Goal of the exercise – Word for word, output every line of the material below, minus pictures.

------------------------------------------------------------

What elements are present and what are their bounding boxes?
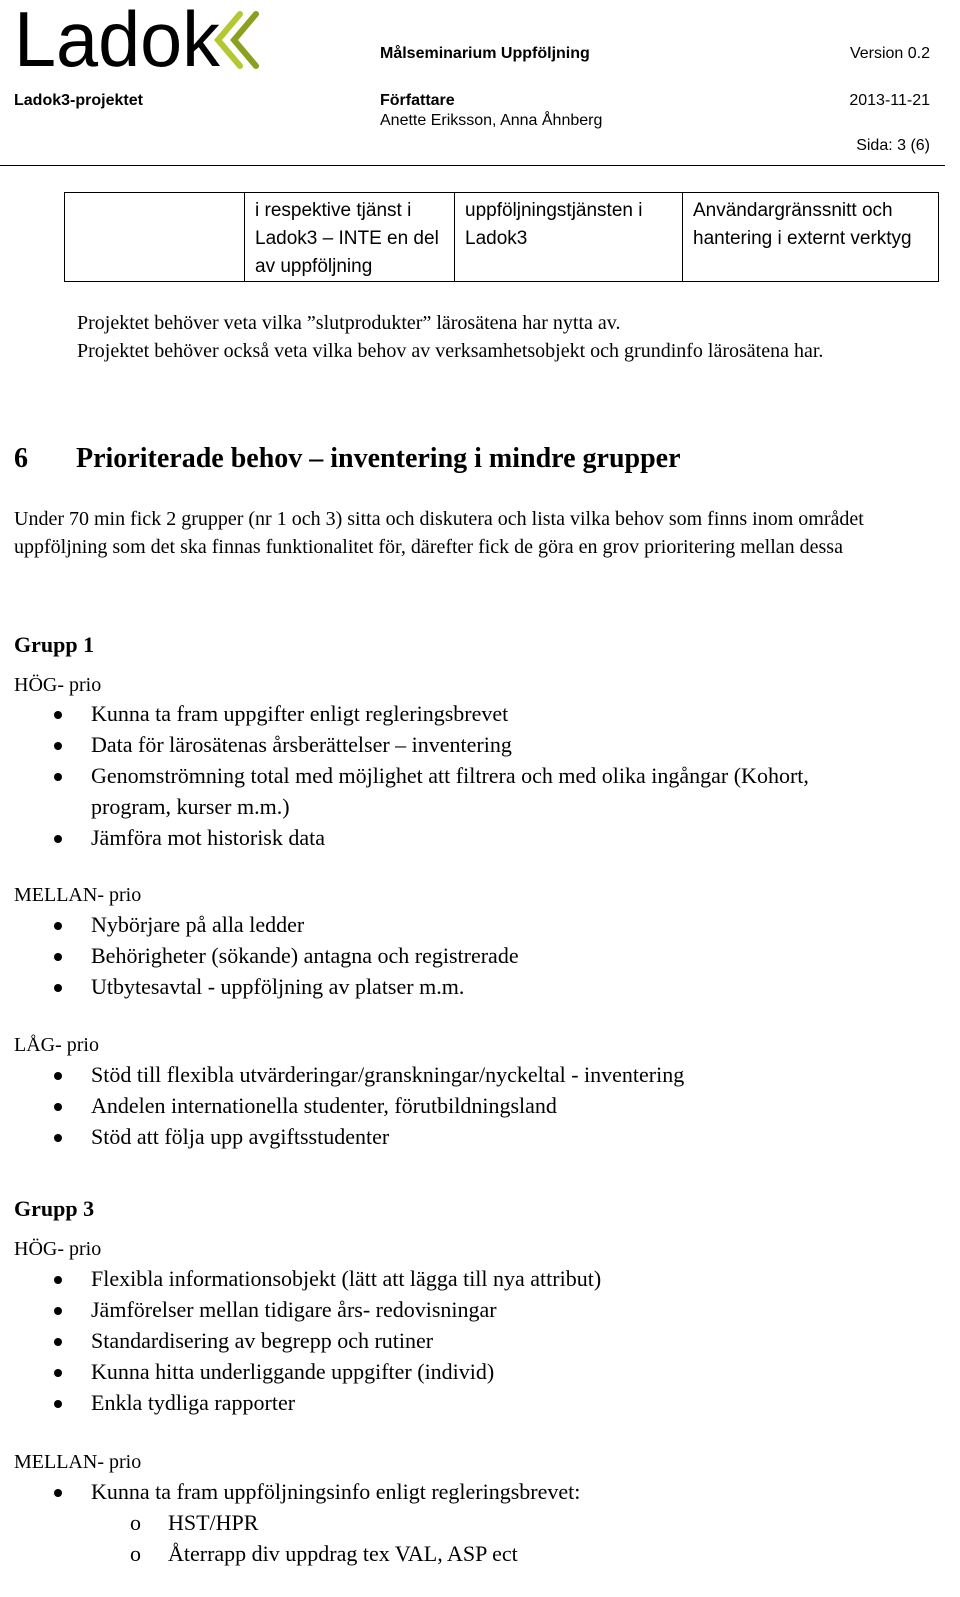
table-cell: Användargränssnitt och hantering i externt verktyg	[683, 193, 939, 282]
intro-paragraph-2: Projektet behöver också veta vilka behov av verksamhetsobjekt och grundinfo lärosätena har.	[77, 340, 824, 362]
group-1-low-label: LÅG- prio	[14, 1034, 99, 1056]
bullet-icon	[54, 742, 62, 750]
bullet-icon	[54, 1276, 62, 1284]
table-cell: i respektive tjänst i Ladok3 – INTE en del av uppföljning	[245, 193, 455, 282]
list-item: Standardisering av begrepp och rutiner	[0, 1325, 880, 1356]
group-1-high-label: HÖG- prio	[14, 674, 102, 696]
table-cell	[65, 193, 245, 282]
list-item: Genomströmning total med möjlighet att filtrera och med olika ingångar (Kohort, program, kurser m.m.)	[0, 760, 880, 822]
group-1-mid-label: MELLAN- prio	[14, 884, 142, 906]
group-3-mid-list	[0, 1476, 880, 1507]
sub-list-item: o Återrapp div uppdrag tex VAL, ASP ect	[0, 1538, 518, 1569]
bullet-icon	[54, 1338, 62, 1346]
list-item: Jämföra mot historisk data	[0, 822, 880, 853]
section-title: Prioriterade behov – inventering i mindre grupper	[76, 443, 681, 474]
bullet-icon	[54, 835, 62, 843]
bullet-icon	[54, 1103, 62, 1111]
list-item: Nybörjare på alla ledder	[0, 909, 880, 940]
group-1-low-list	[0, 1059, 880, 1152]
author-label: Författare	[380, 92, 455, 109]
bullet-icon	[54, 1072, 62, 1080]
logo-chevron-icon	[218, 14, 256, 66]
project-name: Ladok3-projektet	[14, 92, 143, 109]
sub-list-item: o HST/HPR	[0, 1507, 518, 1538]
responsibility-table	[64, 192, 939, 282]
list-item: Flexibla informationsobjekt (lätt att lägga till nya attribut)	[0, 1263, 880, 1294]
bullet-icon	[54, 773, 62, 781]
list-item: Kunna hitta underliggande uppgifter (individ)	[0, 1356, 880, 1387]
group-3-heading: Grupp 3	[14, 1196, 95, 1221]
intro-paragraph-1: Projektet behöver veta vilka ”slutprodukter” lärosätena har nytta av.	[77, 312, 621, 334]
bullet-icon	[54, 953, 62, 961]
sub-bullet-icon: o	[130, 1510, 141, 1535]
bullet-icon	[54, 711, 62, 719]
group-3-high-list	[0, 1263, 880, 1418]
group-1-high-list	[0, 698, 880, 853]
bullet-icon	[54, 922, 62, 930]
bullet-icon	[54, 984, 62, 992]
table-cell: uppföljningstjänsten i Ladok3	[455, 193, 683, 282]
section-paragraph: Under 70 min fick 2 grupper (nr 1 och 3) sitta och diskutera och lista vilka behov som finns inom området uppföljning som det ska finnas funktionalitet för, därefter fick de göra en grov prioritering mellan dessa	[14, 508, 864, 558]
group-3-mid-sublist	[0, 1507, 518, 1569]
page-indicator: Sida: 3 (6)	[856, 137, 930, 154]
document-date: 2013-11-21	[849, 92, 930, 109]
version-label: Version 0.2	[849, 45, 930, 62]
section-heading	[14, 440, 681, 478]
ladok-logo	[14, 4, 264, 74]
list-item: Jämförelser mellan tidigare års- redovisningar	[0, 1294, 880, 1325]
group-1-heading: Grupp 1	[14, 632, 95, 657]
list-item: Kunna ta fram uppföljningsinfo enligt regleringsbrevet:	[0, 1476, 880, 1507]
bullet-icon	[54, 1307, 62, 1315]
bullet-icon	[54, 1369, 62, 1377]
header-divider	[0, 165, 945, 166]
list-item: Stöd till flexibla utvärderingar/granskningar/nyckeltal - inventering	[0, 1059, 880, 1090]
bullet-icon	[54, 1400, 62, 1408]
table-row	[65, 193, 939, 282]
list-item: Stöd att följa upp avgiftsstudenter	[0, 1121, 880, 1152]
bullet-icon	[54, 1134, 62, 1142]
list-item: Kunna ta fram uppgifter enligt regleringsbrevet	[0, 698, 880, 729]
group-3-mid-label: MELLAN- prio	[14, 1451, 142, 1473]
list-item: Enkla tydliga rapporter	[0, 1387, 880, 1418]
group-1-mid-list	[0, 909, 880, 1002]
list-item: Utbytesavtal - uppföljning av platser m.m.	[0, 971, 880, 1002]
group-3-high-label: HÖG- prio	[14, 1238, 102, 1260]
logo-text: Ladok	[14, 4, 221, 74]
author-names: Anette Eriksson, Anna Åhnberg	[380, 112, 603, 129]
document-title: Målseminarium Uppföljning	[380, 45, 590, 62]
sub-bullet-icon: o	[130, 1541, 141, 1566]
list-item: Data för lärosätenas årsberättelser – inventering	[0, 729, 880, 760]
bullet-icon	[54, 1489, 62, 1497]
list-item: Andelen internationella studenter, förutbildningsland	[0, 1090, 880, 1121]
list-item: Behörigheter (sökande) antagna och registrerade	[0, 940, 880, 971]
section-number: 6	[14, 443, 28, 474]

------------------------------------------------------------

Exercise result –
What elements are present and what are their bounding boxes?
table-cell: Användargränssnitt och hantering i externt verktyg	[683, 193, 939, 282]
intro-paragraph-2: Projektet behöver också veta vilka behov av verksamhetsobjekt och grundinfo lärosätena har.	[77, 340, 824, 362]
group-1-low-label: LÅG- prio	[14, 1034, 99, 1056]
bullet-icon	[54, 742, 62, 750]
bullet-icon	[54, 1276, 62, 1284]
table-cell: i respektive tjänst i Ladok3 – INTE en del av uppföljning	[245, 193, 455, 282]
list-item: Standardisering av begrepp och rutiner	[0, 1325, 880, 1356]
group-1-high-label: HÖG- prio	[14, 674, 102, 696]
table-cell	[65, 193, 245, 282]
list-item: Genomströmning total med möjlighet att filtrera och med olika ingångar (Kohort, program, kurser m.m.)	[0, 760, 880, 822]
group-1-mid-label: MELLAN- prio	[14, 884, 142, 906]
group-3-mid-list	[0, 1476, 880, 1507]
sub-list-item: o Återrapp div uppdrag tex VAL, ASP ect	[0, 1538, 518, 1569]
bullet-icon	[54, 1338, 62, 1346]
list-item: Jämföra mot historisk data	[0, 822, 880, 853]
section-title: Prioriterade behov – inventering i mindre grupper	[76, 443, 681, 474]
bullet-icon	[54, 835, 62, 843]
bullet-icon	[54, 1103, 62, 1111]
list-item: Nybörjare på alla ledder	[0, 909, 880, 940]
group-1-low-list	[0, 1059, 880, 1152]
author-label: Författare	[380, 92, 455, 109]
bullet-icon	[54, 1072, 62, 1080]
logo-chevron-icon	[218, 14, 256, 66]
project-name: Ladok3-projektet	[14, 92, 143, 109]
sub-list-item: o HST/HPR	[0, 1507, 518, 1538]
responsibility-table	[64, 192, 939, 282]
list-item: Flexibla informationsobjekt (lätt att lägga till nya attribut)	[0, 1263, 880, 1294]
bullet-icon	[54, 773, 62, 781]
list-item: Kunna hitta underliggande uppgifter (individ)	[0, 1356, 880, 1387]
group-3-heading: Grupp 3	[14, 1196, 95, 1221]
intro-paragraph-1: Projektet behöver veta vilka ”slutprodukter” lärosätena har nytta av.	[77, 312, 621, 334]
bullet-icon	[54, 953, 62, 961]
sub-bullet-icon: o	[130, 1510, 141, 1535]
bullet-icon	[54, 711, 62, 719]
group-3-high-list	[0, 1263, 880, 1418]
group-1-high-list	[0, 698, 880, 853]
bullet-icon	[54, 922, 62, 930]
bullet-icon	[54, 984, 62, 992]
table-cell: uppföljningstjänsten i Ladok3	[455, 193, 683, 282]
section-paragraph: Under 70 min fick 2 grupper (nr 1 och 3) sitta och diskutera och lista vilka behov som finns inom området uppföljning som det ska finnas funktionalitet för, därefter fick de göra en grov prioritering mellan dessa	[14, 508, 864, 558]
group-3-mid-sublist	[0, 1507, 518, 1569]
page-indicator: Sida: 3 (6)	[856, 137, 930, 154]
document-date: 2013-11-21	[849, 92, 930, 109]
version-label: Version 0.2	[849, 45, 930, 62]
section-heading	[14, 440, 681, 478]
ladok-logo	[14, 4, 264, 74]
list-item: Jämförelser mellan tidigare års- redovisningar	[0, 1294, 880, 1325]
group-1-heading: Grupp 1	[14, 632, 95, 657]
list-item: Kunna ta fram uppföljningsinfo enligt regleringsbrevet:	[0, 1476, 880, 1507]
bullet-icon	[54, 1307, 62, 1315]
bullet-icon	[54, 1369, 62, 1377]
header-divider	[0, 165, 945, 166]
list-item: Stöd till flexibla utvärderingar/granskningar/nyckeltal - inventering	[0, 1059, 880, 1090]
bullet-icon	[54, 1400, 62, 1408]
table-row	[65, 193, 939, 282]
list-item: Stöd att följa upp avgiftsstudenter	[0, 1121, 880, 1152]
bullet-icon	[54, 1134, 62, 1142]
list-item: Kunna ta fram uppgifter enligt regleringsbrevet	[0, 698, 880, 729]
group-3-mid-label: MELLAN- prio	[14, 1451, 142, 1473]
list-item: Enkla tydliga rapporter	[0, 1387, 880, 1418]
group-1-mid-list	[0, 909, 880, 1002]
list-item: Utbytesavtal - uppföljning av platser m.m.	[0, 971, 880, 1002]
group-3-high-label: HÖG- prio	[14, 1238, 102, 1260]
logo-text: Ladok	[14, 4, 221, 74]
author-names: Anette Eriksson, Anna Åhnberg	[380, 112, 603, 129]
document-title: Målseminarium Uppföljning	[380, 45, 590, 62]
sub-bullet-icon: o	[130, 1541, 141, 1566]
list-item: Data för lärosätenas årsberättelser – inventering	[0, 729, 880, 760]
bullet-icon	[54, 1489, 62, 1497]
list-item: Andelen internationella studenter, förutbildningsland	[0, 1090, 880, 1121]
list-item: Behörigheter (sökande) antagna och registrerade	[0, 940, 880, 971]
section-number: 6	[14, 443, 28, 474]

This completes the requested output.